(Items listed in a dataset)
-*-

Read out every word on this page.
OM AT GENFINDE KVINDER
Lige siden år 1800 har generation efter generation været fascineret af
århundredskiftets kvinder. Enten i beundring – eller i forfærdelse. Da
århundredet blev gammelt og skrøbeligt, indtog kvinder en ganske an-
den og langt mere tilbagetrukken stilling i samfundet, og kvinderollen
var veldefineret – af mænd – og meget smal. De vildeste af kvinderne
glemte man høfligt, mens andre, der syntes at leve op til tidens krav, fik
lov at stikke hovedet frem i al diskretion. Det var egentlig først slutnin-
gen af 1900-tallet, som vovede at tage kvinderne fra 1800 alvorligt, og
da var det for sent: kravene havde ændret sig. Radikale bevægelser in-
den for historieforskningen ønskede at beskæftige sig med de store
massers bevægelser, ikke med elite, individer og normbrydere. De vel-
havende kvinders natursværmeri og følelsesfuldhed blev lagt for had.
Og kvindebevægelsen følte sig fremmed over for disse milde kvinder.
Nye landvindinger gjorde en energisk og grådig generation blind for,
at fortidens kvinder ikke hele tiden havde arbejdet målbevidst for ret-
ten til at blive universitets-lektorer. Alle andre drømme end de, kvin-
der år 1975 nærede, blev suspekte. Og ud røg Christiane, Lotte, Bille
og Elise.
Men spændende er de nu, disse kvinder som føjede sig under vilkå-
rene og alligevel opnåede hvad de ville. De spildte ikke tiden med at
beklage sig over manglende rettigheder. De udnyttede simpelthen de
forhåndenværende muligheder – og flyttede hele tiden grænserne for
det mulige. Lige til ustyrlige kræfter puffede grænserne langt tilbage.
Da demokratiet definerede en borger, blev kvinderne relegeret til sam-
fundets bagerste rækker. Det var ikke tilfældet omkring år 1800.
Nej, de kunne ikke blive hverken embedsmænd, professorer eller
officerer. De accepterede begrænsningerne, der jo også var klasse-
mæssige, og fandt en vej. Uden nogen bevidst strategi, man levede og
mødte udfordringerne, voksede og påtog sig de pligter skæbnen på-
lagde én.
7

-*-

Set problem: Exactly how many lines of the material contain the word "eller"? Write the number alone.

Answer for this exercise: 2